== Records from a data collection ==
========================================================================
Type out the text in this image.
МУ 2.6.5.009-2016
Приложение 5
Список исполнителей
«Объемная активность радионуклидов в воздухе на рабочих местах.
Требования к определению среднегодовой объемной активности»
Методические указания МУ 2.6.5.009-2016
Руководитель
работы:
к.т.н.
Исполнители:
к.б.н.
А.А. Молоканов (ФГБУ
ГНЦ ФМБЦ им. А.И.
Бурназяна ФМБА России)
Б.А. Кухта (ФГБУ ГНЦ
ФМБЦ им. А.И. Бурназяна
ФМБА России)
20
========================================================================
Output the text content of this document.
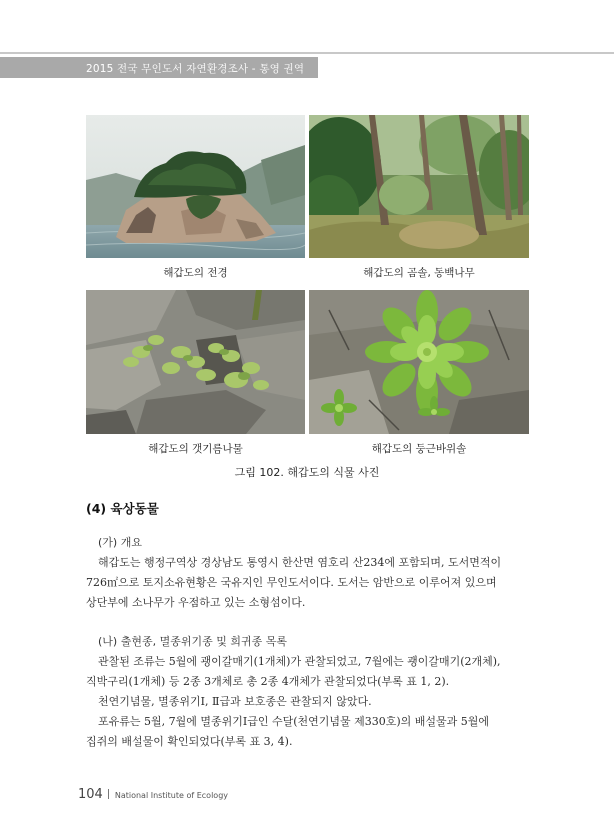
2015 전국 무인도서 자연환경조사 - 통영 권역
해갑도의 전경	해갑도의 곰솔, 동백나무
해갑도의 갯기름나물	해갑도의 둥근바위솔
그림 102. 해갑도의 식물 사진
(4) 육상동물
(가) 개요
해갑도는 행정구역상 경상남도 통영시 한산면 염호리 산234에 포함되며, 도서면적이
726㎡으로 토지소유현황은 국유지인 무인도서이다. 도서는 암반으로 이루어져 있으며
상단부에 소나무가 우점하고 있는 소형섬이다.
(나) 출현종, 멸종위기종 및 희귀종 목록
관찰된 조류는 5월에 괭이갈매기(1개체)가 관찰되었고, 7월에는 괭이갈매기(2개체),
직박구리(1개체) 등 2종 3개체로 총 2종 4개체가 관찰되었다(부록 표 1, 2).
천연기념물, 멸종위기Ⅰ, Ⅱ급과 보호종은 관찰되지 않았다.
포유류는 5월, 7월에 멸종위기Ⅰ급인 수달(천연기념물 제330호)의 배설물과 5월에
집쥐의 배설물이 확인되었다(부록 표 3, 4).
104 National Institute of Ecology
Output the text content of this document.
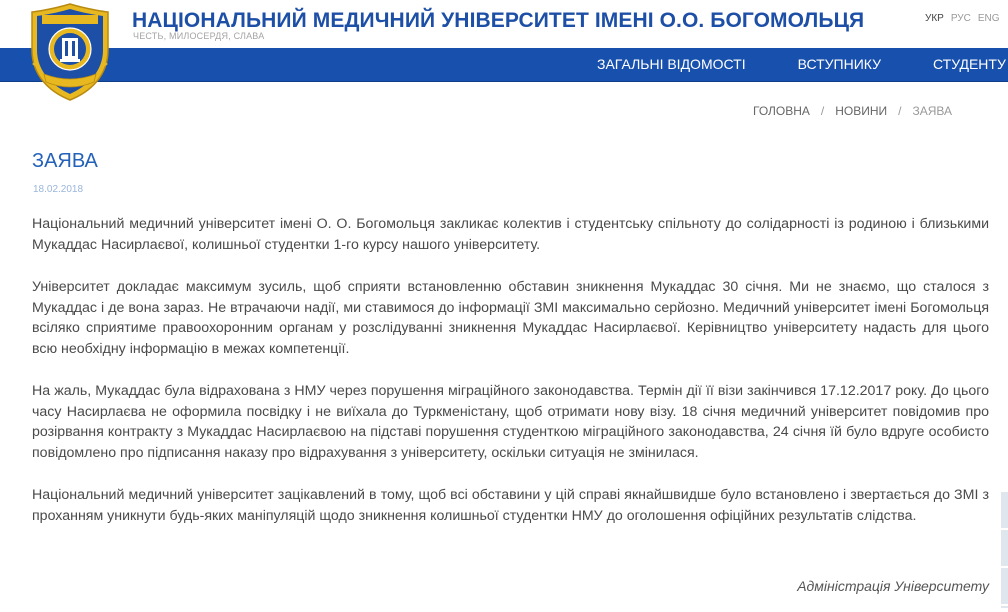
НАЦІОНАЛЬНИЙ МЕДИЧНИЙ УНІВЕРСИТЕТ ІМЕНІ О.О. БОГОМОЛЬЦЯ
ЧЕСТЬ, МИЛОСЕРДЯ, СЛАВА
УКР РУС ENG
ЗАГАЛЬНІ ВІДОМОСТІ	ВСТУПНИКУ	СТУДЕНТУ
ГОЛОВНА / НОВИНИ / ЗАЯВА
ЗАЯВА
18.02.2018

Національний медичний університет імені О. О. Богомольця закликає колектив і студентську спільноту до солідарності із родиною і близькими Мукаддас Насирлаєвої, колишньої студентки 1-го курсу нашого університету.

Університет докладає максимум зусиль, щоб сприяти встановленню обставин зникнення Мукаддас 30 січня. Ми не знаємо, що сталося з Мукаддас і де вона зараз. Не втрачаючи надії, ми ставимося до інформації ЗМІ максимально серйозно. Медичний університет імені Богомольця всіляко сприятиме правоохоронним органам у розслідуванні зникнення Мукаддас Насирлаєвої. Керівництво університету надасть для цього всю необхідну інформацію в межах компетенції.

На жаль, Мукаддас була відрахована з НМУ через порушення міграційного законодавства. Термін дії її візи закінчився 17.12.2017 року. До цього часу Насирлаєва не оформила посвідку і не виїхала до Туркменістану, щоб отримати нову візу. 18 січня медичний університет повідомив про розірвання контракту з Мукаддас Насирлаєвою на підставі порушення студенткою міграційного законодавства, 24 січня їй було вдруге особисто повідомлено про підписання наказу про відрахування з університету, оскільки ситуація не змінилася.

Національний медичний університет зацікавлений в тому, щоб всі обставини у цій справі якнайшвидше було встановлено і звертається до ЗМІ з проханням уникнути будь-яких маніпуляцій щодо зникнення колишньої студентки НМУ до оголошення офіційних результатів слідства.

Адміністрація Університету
========================================================================
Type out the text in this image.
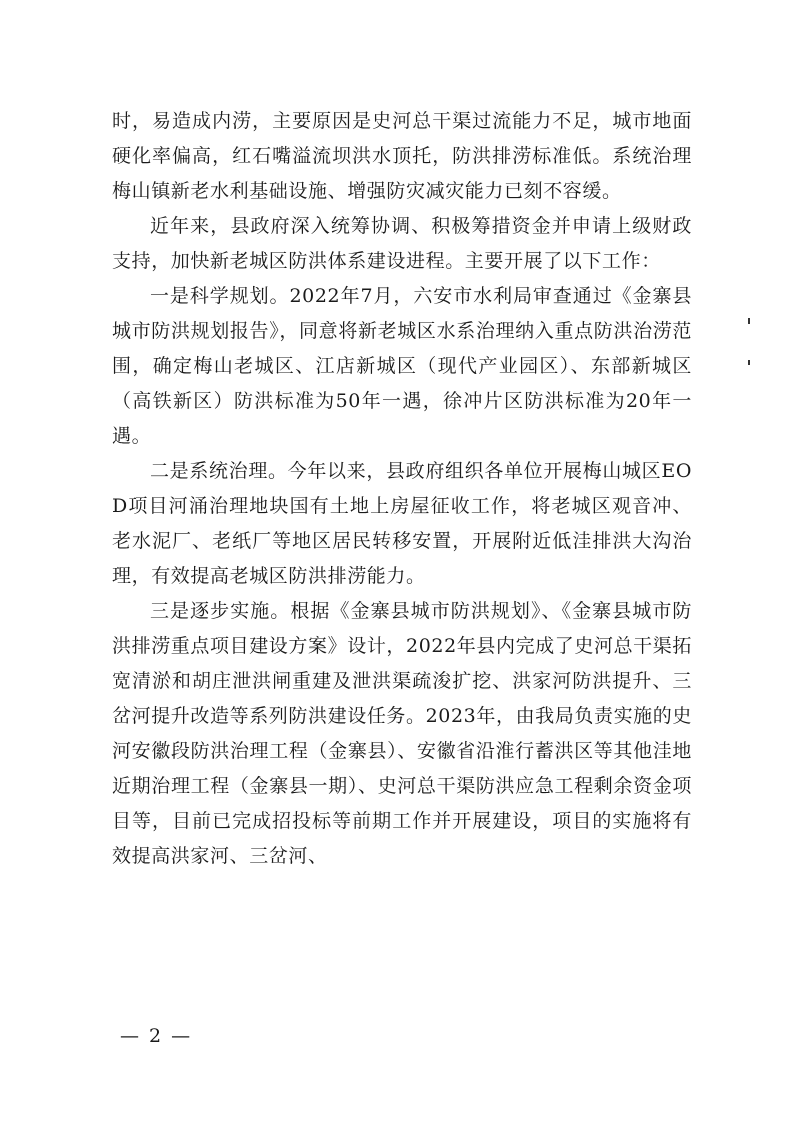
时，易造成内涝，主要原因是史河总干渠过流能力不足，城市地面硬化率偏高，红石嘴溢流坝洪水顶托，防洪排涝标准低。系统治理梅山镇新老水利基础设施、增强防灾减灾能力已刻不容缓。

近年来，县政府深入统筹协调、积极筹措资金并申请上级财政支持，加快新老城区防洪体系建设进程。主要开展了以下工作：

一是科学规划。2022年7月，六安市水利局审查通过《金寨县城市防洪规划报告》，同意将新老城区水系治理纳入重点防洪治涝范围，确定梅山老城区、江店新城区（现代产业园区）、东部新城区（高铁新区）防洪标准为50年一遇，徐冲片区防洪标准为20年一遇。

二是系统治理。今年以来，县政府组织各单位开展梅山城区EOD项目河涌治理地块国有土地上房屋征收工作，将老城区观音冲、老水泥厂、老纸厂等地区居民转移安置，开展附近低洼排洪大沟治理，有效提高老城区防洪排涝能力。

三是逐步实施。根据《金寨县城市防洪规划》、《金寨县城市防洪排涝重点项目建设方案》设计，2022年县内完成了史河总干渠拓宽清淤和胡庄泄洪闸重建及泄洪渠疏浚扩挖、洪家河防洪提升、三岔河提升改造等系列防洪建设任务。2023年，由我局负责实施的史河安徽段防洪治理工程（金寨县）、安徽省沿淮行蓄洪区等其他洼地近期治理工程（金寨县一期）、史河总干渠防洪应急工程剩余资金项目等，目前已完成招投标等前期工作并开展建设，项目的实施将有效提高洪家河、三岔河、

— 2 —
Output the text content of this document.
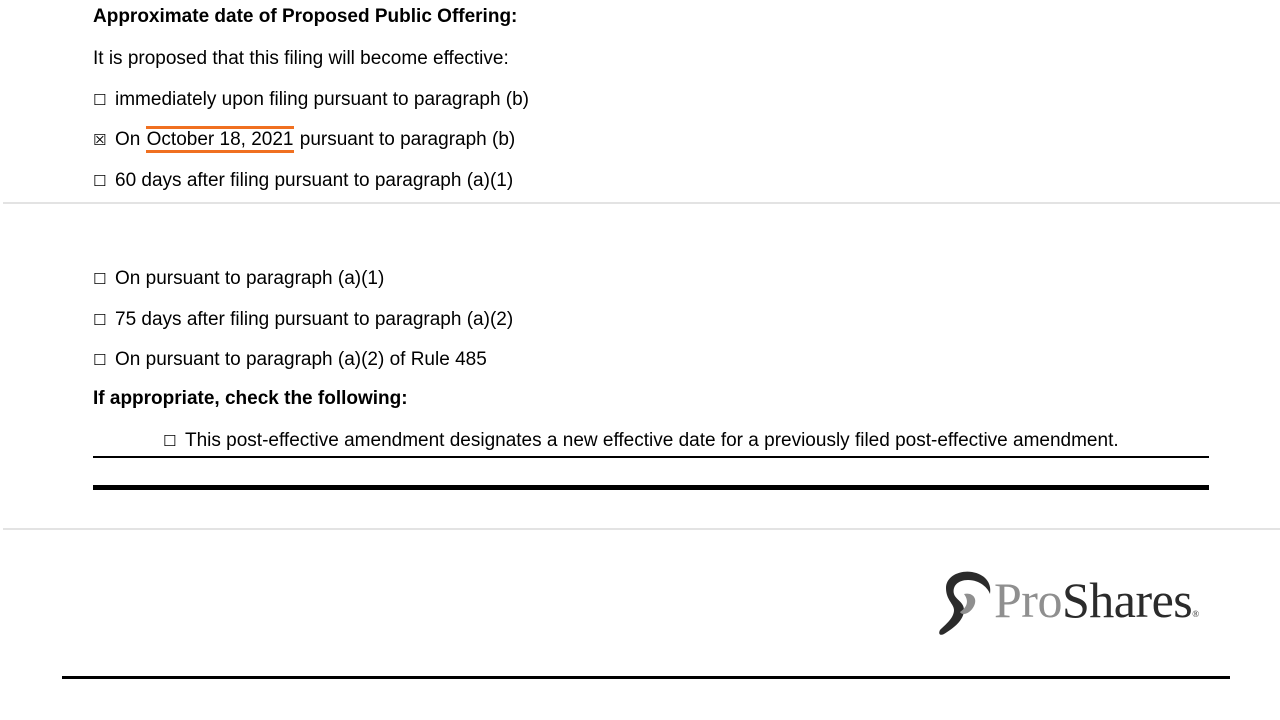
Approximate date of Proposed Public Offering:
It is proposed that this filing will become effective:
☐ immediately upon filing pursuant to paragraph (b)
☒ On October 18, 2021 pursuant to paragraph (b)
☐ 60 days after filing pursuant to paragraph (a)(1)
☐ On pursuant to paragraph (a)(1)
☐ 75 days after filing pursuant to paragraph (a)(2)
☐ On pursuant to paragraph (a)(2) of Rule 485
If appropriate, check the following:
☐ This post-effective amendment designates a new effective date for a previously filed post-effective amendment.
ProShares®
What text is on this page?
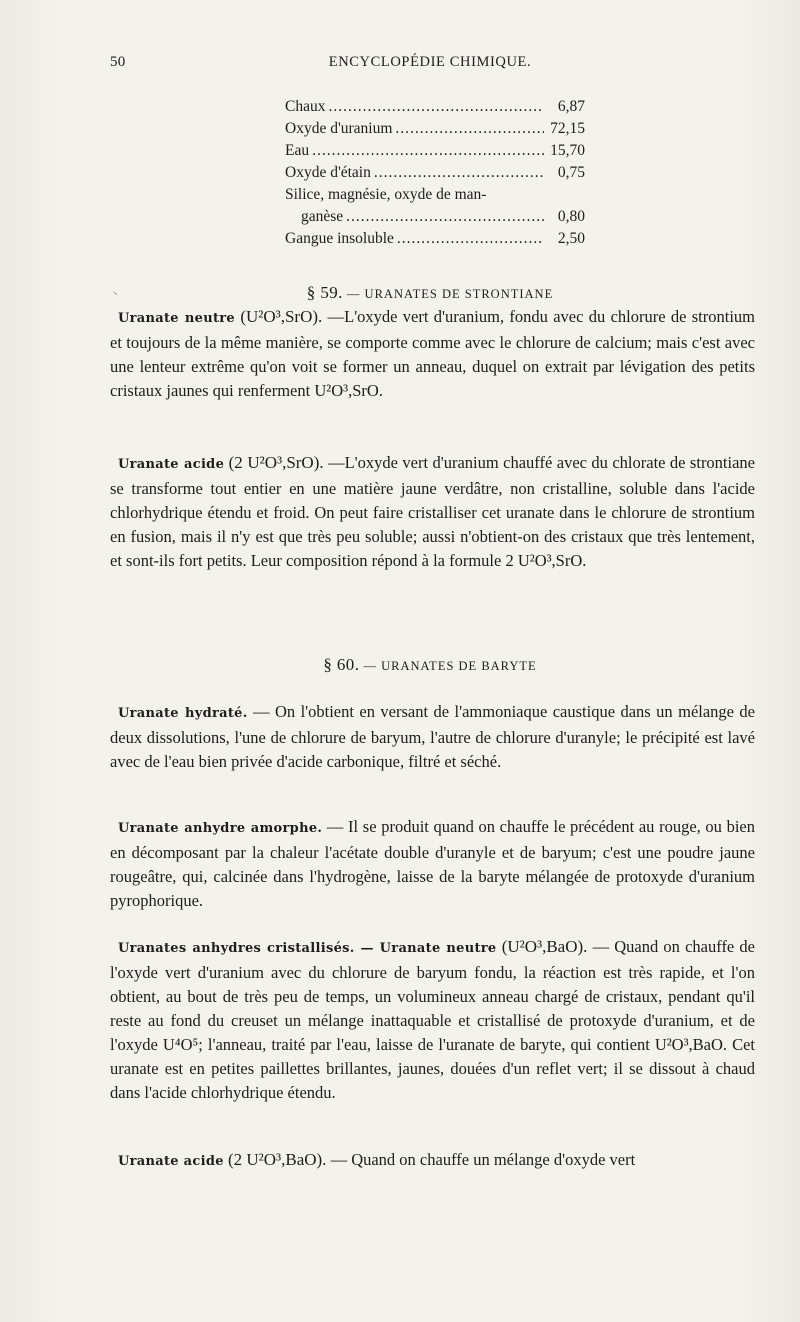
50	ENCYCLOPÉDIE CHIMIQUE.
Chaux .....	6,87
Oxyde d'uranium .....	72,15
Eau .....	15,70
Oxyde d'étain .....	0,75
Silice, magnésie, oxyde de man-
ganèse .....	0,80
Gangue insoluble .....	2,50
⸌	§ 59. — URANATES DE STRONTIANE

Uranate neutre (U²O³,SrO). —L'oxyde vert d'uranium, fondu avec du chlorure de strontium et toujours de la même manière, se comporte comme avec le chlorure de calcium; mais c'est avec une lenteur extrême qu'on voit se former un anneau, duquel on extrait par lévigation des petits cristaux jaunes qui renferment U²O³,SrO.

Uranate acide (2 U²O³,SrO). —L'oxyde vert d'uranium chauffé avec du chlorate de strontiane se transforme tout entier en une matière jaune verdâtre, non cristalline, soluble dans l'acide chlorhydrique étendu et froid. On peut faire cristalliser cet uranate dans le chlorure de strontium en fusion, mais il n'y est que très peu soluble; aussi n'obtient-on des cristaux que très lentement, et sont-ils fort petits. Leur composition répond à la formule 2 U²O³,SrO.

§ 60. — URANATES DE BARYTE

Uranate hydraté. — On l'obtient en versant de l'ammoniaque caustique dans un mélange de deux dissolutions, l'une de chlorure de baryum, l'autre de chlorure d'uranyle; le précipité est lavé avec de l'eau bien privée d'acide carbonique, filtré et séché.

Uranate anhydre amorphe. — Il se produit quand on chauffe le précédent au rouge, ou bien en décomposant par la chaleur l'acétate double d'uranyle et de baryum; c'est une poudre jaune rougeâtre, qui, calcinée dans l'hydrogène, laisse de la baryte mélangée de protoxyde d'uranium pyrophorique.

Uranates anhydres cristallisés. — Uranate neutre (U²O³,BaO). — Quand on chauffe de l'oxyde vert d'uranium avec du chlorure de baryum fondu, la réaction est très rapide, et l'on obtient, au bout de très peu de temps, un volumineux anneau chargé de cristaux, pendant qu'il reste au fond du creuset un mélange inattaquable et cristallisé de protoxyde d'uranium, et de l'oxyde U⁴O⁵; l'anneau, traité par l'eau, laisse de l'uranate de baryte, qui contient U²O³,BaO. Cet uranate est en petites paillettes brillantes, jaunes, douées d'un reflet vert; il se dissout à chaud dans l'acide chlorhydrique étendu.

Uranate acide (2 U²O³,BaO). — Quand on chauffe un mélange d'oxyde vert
========================================================================
== Exercise aim ==
Identify each line in the records above that contains the word "Бурназяна", and copy it out in full.

== Response ==
Бурназяна ФМБА России)
ФМБЦ им. А.И. Бурназяна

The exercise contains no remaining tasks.